Directive: In the data below, locate each line with the word "this" and list it.

Data for the task:
== == ==

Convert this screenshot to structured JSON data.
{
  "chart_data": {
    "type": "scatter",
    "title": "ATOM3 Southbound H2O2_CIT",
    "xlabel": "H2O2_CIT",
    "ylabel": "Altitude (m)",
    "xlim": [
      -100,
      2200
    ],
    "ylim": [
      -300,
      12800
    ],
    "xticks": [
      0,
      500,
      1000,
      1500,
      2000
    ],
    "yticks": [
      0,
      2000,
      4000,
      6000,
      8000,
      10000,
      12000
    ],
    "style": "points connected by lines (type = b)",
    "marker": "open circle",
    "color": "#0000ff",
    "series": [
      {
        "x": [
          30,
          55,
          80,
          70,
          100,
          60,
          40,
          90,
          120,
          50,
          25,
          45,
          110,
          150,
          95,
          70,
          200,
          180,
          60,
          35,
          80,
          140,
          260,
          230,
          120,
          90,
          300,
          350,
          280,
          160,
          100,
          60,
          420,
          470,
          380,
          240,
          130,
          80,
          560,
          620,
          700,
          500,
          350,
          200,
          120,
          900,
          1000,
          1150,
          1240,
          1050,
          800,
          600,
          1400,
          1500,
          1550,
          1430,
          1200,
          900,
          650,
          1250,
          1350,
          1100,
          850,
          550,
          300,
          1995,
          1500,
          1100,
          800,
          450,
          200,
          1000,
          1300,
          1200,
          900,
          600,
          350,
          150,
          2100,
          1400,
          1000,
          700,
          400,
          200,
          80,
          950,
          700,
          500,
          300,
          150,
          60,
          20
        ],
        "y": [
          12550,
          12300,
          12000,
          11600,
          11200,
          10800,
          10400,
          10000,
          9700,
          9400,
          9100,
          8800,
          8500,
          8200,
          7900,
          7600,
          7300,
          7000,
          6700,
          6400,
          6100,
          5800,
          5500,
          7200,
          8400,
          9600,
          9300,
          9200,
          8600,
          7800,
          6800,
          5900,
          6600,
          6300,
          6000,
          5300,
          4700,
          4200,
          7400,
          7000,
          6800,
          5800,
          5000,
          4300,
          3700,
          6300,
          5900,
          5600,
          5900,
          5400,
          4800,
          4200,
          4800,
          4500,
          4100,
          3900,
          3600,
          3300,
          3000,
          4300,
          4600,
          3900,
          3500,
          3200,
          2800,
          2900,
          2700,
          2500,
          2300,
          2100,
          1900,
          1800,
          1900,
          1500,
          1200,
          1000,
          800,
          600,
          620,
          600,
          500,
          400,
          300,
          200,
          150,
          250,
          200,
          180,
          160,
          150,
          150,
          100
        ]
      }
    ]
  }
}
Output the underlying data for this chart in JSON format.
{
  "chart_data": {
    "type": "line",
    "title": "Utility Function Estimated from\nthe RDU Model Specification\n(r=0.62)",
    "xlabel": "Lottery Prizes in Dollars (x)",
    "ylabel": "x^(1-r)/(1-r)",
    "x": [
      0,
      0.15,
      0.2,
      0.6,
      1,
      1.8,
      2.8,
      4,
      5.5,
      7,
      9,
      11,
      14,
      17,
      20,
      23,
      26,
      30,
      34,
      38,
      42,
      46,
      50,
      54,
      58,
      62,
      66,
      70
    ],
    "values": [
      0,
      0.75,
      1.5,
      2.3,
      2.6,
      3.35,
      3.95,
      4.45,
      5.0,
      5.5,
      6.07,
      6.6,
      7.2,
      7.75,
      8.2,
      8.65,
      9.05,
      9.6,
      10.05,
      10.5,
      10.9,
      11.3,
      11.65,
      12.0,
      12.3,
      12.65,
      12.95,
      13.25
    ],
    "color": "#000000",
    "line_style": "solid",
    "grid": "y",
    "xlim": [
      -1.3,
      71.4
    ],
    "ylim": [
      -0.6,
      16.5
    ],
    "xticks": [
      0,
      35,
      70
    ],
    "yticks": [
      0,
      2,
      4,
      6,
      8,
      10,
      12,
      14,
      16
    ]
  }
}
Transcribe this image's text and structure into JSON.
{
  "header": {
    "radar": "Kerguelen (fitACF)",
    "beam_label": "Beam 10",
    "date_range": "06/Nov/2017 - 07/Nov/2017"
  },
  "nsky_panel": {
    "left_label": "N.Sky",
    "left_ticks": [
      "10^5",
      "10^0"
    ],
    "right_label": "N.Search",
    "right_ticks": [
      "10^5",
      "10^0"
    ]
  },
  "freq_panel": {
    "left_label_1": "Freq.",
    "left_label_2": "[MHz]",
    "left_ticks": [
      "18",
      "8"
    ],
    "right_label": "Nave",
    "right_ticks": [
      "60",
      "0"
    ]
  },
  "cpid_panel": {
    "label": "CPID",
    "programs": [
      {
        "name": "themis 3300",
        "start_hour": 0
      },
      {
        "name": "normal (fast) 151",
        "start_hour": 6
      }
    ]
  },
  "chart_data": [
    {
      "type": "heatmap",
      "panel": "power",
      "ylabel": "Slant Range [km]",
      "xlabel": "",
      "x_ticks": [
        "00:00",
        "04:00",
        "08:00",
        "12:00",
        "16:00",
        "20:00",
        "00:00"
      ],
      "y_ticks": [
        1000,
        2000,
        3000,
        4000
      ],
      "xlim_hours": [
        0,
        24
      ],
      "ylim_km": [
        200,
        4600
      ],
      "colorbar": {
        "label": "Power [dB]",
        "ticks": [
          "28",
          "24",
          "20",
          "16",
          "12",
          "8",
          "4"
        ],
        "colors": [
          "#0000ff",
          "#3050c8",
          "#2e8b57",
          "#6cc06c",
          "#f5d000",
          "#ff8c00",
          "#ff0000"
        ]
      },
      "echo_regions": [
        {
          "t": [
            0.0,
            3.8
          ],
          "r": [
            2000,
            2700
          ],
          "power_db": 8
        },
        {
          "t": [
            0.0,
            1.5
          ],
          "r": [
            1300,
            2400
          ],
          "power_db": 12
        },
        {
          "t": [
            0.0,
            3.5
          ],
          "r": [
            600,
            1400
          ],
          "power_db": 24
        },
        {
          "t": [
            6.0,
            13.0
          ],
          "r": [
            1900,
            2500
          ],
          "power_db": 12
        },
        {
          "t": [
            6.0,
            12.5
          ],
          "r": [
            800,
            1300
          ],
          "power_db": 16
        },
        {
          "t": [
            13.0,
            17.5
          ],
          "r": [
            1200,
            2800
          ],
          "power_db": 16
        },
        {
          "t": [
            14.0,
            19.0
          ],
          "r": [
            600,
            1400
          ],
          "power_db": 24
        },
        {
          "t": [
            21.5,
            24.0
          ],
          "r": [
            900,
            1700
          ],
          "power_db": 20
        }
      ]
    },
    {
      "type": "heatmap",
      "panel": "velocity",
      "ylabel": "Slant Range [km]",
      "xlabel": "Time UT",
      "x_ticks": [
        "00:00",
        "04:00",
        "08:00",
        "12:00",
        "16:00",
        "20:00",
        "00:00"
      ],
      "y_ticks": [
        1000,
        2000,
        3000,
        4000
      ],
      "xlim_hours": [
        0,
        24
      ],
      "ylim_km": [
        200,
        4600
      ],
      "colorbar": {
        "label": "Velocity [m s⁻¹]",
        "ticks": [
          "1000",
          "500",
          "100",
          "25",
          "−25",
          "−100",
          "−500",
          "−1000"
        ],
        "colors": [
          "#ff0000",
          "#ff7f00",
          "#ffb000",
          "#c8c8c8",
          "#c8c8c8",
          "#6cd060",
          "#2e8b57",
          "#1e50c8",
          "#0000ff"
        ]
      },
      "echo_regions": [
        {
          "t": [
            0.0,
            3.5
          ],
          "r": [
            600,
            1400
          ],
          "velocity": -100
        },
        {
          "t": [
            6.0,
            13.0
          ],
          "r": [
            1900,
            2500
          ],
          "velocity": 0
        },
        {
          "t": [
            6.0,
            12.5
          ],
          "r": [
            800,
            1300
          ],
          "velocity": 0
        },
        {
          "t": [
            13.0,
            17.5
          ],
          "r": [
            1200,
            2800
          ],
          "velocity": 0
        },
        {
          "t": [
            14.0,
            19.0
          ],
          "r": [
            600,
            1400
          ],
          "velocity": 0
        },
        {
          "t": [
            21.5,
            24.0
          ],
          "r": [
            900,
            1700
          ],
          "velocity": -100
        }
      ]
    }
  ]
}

== == ==

Full solution:
Convert this screenshot to structured JSON data.
Output the underlying data for this chart in JSON format.
Transcribe this image's text and structure into JSON.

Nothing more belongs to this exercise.